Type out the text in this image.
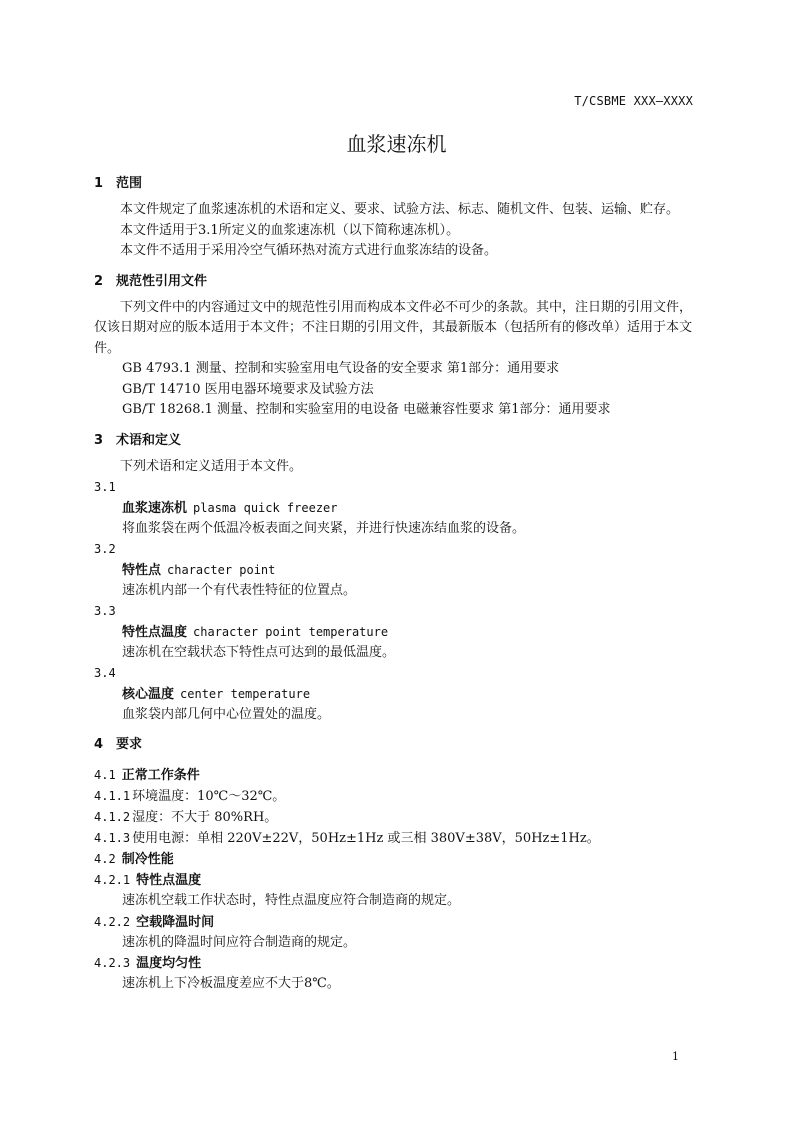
T/CSBME XXX—XXXX
血浆速冻机
1 范围

本文件规定了血浆速冻机的术语和定义、要求、试验方法、标志、随机文件、包装、运输、贮存。

本文件适用于3.1所定义的血浆速冻机（以下简称速冻机）。

本文件不适用于采用冷空气循环热对流方式进行血浆冻结的设备。

2 规范性引用文件

下列文件中的内容通过文中的规范性引用而构成本文件必不可少的条款。其中，注日期的引用文件，仅该日期对应的版本适用于本文件；不注日期的引用文件，其最新版本（包括所有的修改单）适用于本文件。

GB 4793.1 测量、控制和实验室用电气设备的安全要求 第1部分：通用要求

GB/T 14710 医用电器环境要求及试验方法

GB/T 18268.1 测量、控制和实验室用的电设备 电磁兼容性要求 第1部分：通用要求

3 术语和定义

下列术语和定义适用于本文件。

3.1

血浆速冻机 plasma quick freezer

将血浆袋在两个低温冷板表面之间夹紧，并进行快速冻结血浆的设备。

3.2

特性点 character point

速冻机内部一个有代表性特征的位置点。

3.3

特性点温度 character point temperature

速冻机在空载状态下特性点可达到的最低温度。

3.4

核心温度 center temperature

血浆袋内部几何中心位置处的温度。

4 要求

4.1 正常工作条件

4.1.1 环境温度：10℃～32℃。

4.1.2 湿度：不大于 80%RH。

4.1.3 使用电源：单相 220V±22V，50Hz±1Hz 或三相 380V±38V，50Hz±1Hz。

4.2 制冷性能

4.2.1 特性点温度

速冻机空载工作状态时，特性点温度应符合制造商的规定。

4.2.2 空载降温时间

速冻机的降温时间应符合制造商的规定。

4.2.3 温度均匀性

速冻机上下冷板温度差应不大于8℃。

1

_What to work on_. Pull out every line of the records above that contains the word "temperature".

_Response to this exercise_.
特性点温度 character point temperature
核心温度 center temperature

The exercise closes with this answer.